■ EXERCISE INSTRUCTIONS ■
Collect each line of the records containing the string "Wooden".

Collected data
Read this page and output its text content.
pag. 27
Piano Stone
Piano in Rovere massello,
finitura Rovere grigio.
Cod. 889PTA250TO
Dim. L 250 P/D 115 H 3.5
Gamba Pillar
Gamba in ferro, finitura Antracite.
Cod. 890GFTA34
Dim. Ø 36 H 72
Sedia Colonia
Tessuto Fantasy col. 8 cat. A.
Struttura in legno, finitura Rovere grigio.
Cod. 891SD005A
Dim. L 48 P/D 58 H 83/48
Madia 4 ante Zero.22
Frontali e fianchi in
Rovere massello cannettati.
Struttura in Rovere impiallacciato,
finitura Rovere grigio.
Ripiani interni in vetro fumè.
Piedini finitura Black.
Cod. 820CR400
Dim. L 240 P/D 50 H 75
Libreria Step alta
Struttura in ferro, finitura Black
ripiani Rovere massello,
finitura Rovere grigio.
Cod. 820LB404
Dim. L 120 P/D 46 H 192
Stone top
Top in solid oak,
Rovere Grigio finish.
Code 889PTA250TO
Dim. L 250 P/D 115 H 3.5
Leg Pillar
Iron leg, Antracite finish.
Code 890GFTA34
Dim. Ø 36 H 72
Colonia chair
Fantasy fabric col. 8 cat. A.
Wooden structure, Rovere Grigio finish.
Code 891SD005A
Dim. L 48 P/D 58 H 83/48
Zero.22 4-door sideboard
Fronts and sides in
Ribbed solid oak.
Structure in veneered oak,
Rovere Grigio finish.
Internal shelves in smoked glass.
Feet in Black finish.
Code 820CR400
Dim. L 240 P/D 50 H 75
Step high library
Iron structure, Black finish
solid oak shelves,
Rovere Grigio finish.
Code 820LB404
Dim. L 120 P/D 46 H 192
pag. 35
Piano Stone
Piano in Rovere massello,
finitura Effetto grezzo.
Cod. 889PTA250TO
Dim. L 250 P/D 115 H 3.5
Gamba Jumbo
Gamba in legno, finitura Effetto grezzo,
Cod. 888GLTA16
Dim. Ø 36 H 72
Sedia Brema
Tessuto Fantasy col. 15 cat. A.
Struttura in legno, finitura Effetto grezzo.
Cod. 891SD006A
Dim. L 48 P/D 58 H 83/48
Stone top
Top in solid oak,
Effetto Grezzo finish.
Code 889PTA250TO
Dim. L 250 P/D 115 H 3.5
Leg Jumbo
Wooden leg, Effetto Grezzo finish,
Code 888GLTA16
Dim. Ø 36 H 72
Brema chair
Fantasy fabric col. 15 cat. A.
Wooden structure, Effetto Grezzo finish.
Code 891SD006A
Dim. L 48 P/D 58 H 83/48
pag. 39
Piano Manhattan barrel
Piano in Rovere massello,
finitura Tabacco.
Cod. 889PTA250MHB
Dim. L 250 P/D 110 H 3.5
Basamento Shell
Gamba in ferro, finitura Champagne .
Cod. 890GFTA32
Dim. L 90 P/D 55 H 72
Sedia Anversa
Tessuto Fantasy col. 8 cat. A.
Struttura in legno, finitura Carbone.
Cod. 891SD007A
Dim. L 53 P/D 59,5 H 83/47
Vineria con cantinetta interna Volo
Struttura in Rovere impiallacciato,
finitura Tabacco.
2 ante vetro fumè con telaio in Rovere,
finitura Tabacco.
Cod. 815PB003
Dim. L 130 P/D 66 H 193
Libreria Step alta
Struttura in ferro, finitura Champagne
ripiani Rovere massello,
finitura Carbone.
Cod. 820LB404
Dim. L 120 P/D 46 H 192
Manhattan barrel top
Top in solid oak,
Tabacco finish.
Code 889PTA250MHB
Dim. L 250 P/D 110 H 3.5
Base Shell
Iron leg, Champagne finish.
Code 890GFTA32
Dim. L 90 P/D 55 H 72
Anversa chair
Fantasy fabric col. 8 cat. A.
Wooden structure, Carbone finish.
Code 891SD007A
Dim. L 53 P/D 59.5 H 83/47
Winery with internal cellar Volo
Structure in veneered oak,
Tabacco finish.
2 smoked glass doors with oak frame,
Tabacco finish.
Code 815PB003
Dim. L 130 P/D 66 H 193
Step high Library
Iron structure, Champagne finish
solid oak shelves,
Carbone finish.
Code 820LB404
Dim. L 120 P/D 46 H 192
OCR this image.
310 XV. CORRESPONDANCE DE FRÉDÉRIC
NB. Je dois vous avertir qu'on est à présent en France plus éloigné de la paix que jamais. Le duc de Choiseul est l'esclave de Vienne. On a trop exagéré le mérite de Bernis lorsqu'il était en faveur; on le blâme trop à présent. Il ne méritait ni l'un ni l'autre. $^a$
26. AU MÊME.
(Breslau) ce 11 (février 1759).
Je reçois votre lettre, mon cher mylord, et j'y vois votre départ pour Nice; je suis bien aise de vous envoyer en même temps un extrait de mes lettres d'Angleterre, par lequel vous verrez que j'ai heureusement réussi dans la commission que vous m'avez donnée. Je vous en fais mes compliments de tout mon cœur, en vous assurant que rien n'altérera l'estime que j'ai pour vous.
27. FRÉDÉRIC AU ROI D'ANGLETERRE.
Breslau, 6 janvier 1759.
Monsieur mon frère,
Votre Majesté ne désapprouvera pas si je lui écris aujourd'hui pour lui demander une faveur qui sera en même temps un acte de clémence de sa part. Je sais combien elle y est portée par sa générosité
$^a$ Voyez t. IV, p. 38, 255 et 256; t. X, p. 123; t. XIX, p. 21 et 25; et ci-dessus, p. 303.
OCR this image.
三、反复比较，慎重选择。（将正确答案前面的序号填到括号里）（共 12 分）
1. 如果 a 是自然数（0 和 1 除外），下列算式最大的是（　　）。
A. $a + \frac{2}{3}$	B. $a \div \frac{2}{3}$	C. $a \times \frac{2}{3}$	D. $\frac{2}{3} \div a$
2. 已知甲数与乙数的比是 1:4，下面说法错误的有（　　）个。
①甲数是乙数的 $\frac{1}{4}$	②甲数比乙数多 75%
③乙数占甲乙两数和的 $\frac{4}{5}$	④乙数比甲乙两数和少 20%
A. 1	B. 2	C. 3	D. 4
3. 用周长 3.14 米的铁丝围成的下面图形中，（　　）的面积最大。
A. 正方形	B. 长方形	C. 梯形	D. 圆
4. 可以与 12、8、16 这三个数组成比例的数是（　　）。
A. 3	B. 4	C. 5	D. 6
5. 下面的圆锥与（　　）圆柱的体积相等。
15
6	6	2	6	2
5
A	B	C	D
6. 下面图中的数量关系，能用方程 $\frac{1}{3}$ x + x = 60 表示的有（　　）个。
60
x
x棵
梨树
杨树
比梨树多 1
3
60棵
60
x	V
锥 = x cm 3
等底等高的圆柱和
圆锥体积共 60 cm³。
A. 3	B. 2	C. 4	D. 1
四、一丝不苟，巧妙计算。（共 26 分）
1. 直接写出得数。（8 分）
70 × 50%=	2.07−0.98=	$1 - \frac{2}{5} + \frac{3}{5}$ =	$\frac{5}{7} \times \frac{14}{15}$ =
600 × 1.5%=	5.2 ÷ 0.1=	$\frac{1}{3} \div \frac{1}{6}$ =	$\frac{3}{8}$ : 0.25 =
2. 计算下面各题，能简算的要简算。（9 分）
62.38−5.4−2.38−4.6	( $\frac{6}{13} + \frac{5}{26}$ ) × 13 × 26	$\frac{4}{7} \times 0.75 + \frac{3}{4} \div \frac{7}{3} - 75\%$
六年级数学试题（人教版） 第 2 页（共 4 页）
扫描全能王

■ PROBLEM SOLUTION ■
Wooden structure, Rovere Grigio finish.
Wooden leg, Effetto Grezzo finish,
Wooden structure, Effetto Grezzo finish.
Wooden structure, Carbone finish.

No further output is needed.